DATA SHOWN:
##########

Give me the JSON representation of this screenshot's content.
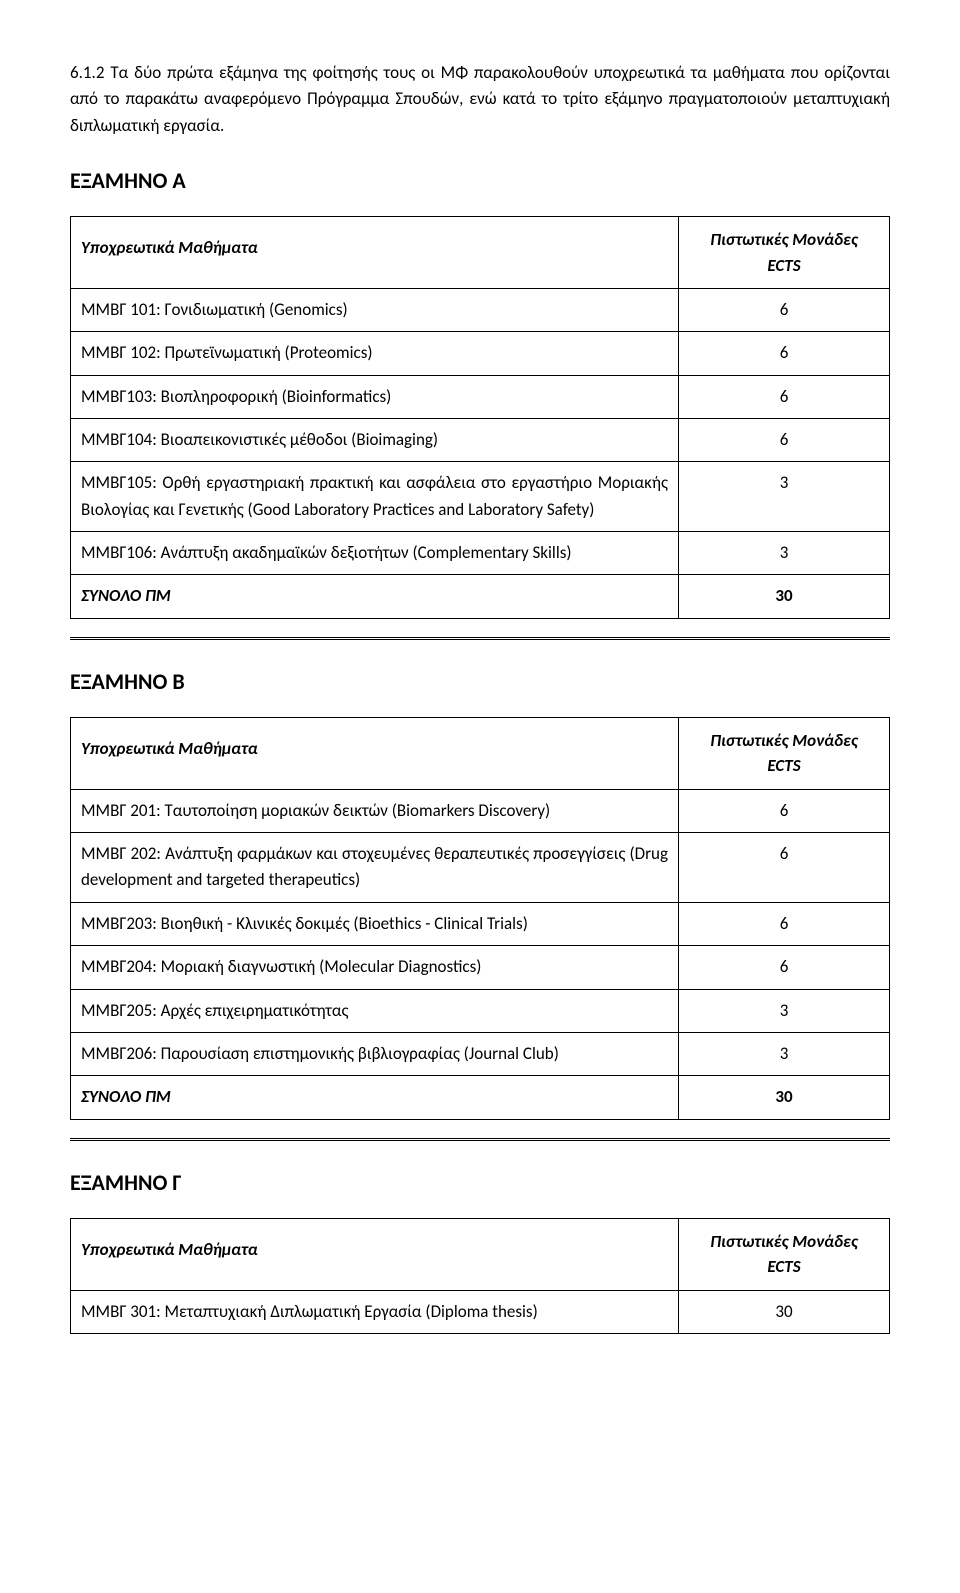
{
  "intro": "6.1.2 Τα δύο πρώτα εξάμηνα της φοίτησής τους οι ΜΦ παρακολουθούν υποχρεωτικά τα μαθήματα που ορίζονται από το παρακάτω αναφερόμενο Πρόγραμμα Σπουδών, ενώ κατά το τρίτο εξάμηνο πραγματοποιούν μεταπτυχιακή διπλωματική εργασία.",
  "Α": {
    "title": "ΕΞΑΜΗΝΟ Α",
    "header_courses": "Υποχρεωτικά Μαθήματα",
    "header_ects_line1": "Πιστωτικές Μονάδες",
    "header_ects_line2": "ECTS",
    "r0": {
      "c": "ΜΜΒΓ 101: Γονιδιωματική (Genomics)",
      "e": "6"
    },
    "r1": {
      "c": "ΜΜΒΓ 102: Πρωτεϊνωματική (Proteomics)",
      "e": "6"
    },
    "r2": {
      "c": "ΜΜΒΓ103: Βιοπληροφορική (Bioinformatics)",
      "e": "6"
    },
    "r3": {
      "c": "ΜΜΒΓ104: Βιοαπεικονιστικές μέθοδοι (Bioimaging)",
      "e": "6"
    },
    "r4": {
      "c": "ΜΜΒΓ105: Ορθή εργαστηριακή πρακτική και ασφάλεια στο εργαστήριο Μοριακής Βιολογίας και Γενετικής (Good Laboratory Practices and Laboratory Safety)",
      "e": "3"
    },
    "r5": {
      "c": "ΜΜΒΓ106: Ανάπτυξη ακαδημαϊκών δεξιοτήτων (Complementary Skills)",
      "e": "3"
    },
    "total_label": "ΣΥΝΟΛΟ ΠΜ",
    "total": "30"
  },
  "Β": {
    "title": "ΕΞΑΜΗΝΟ Β",
    "header_courses": "Υποχρεωτικά Μαθήματα",
    "header_ects_line1": "Πιστωτικές Μονάδες",
    "header_ects_line2": "ECTS",
    "r0": {
      "c": "ΜΜΒΓ 201: Ταυτοποίηση μοριακών δεικτών (Biomarkers Discovery)",
      "e": "6"
    },
    "r1": {
      "c": "ΜΜΒΓ 202: Ανάπτυξη φαρμάκων και στοχευμένες θεραπευτικές προσεγγίσεις (Drug development and targeted therapeutics)",
      "e": "6"
    },
    "r2": {
      "c": "ΜΜΒΓ203: Βιοηθική - Κλινικές δοκιμές (Bioethics - Clinical Trials)",
      "e": "6"
    },
    "r3": {
      "c": "ΜΜΒΓ204: Μοριακή διαγνωστική (Molecular Diagnostics)",
      "e": "6"
    },
    "r4": {
      "c": "ΜΜΒΓ205: Αρχές επιχειρηματικότητας",
      "e": "3"
    },
    "r5": {
      "c": "ΜΜΒΓ206: Παρουσίαση επιστημονικής βιβλιογραφίας (Journal Club)",
      "e": "3"
    },
    "total_label": "ΣΥΝΟΛΟ ΠΜ",
    "total": "30"
  },
  "Γ": {
    "title": "ΕΞΑΜΗΝΟ Γ",
    "header_courses": "Υποχρεωτικά Μαθήματα",
    "header_ects_line1": "Πιστωτικές Μονάδες",
    "header_ects_line2": "ECTS",
    "r0": {
      "c": "ΜΜΒΓ 301: Μεταπτυχιακή Διπλωματική Εργασία (Diploma thesis)",
      "e": "30"
    }
  }
}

##########

TASK DESCRIPTION: Every line in the records that holds the word "ΕΞΑΜΗΝΟ" should be copied into the answer.

WRITTEN RESPONSE:
    "title": "ΕΞΑΜΗΝΟ Α",
    "title": "ΕΞΑΜΗΝΟ Β",
    "title": "ΕΞΑΜΗΝΟ Γ",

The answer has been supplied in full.